- _Work to do_
Every entry must be duplicated precisely as written.

- _Given data_
○ ○ ○ ○ ○

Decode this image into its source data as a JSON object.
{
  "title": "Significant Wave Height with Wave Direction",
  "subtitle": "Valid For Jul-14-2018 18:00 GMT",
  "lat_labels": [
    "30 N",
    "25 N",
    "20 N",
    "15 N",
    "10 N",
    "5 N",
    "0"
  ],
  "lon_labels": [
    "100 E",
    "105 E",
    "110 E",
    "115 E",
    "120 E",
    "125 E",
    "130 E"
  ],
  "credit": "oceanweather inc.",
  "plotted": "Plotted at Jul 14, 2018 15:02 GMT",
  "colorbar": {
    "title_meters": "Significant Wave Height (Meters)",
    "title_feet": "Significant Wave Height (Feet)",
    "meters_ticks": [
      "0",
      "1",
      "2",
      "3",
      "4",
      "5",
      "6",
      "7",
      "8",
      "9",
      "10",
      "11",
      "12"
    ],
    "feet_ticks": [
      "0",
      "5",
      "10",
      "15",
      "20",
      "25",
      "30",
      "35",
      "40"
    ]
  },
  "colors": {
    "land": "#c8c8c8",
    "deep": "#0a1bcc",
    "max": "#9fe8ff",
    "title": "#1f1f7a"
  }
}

○ ○ ○ ○ ○

- _Final answer_
Decode this image into its source data as a JSON object.
{
  "title": "Significant Wave Height with Wave Direction",
  "subtitle": "Valid For Jul-14-2018 18:00 GMT",
  "lat_labels": [
    "30 N",
    "25 N",
    "20 N",
    "15 N",
    "10 N",
    "5 N",
    "0"
  ],
  "lon_labels": [
    "100 E",
    "105 E",
    "110 E",
    "115 E",
    "120 E",
    "125 E",
    "130 E"
  ],
  "credit": "oceanweather inc.",
  "plotted": "Plotted at Jul 14, 2018 15:02 GMT",
  "colorbar": {
    "title_meters": "Significant Wave Height (Meters)",
    "title_feet": "Significant Wave Height (Feet)",
    "meters_ticks": [
      "0",
      "1",
      "2",
      "3",
      "4",
      "5",
      "6",
      "7",
      "8",
      "9",
      "10",
      "11",
      "12"
    ],
    "feet_ticks": [
      "0",
      "5",
      "10",
      "15",
      "20",
      "25",
      "30",
      "35",
      "40"
    ]
  },
  "colors": {
    "land": "#c8c8c8",
    "deep": "#0a1bcc",
    "max": "#9fe8ff",
    "title": "#1f1f7a"
  }
}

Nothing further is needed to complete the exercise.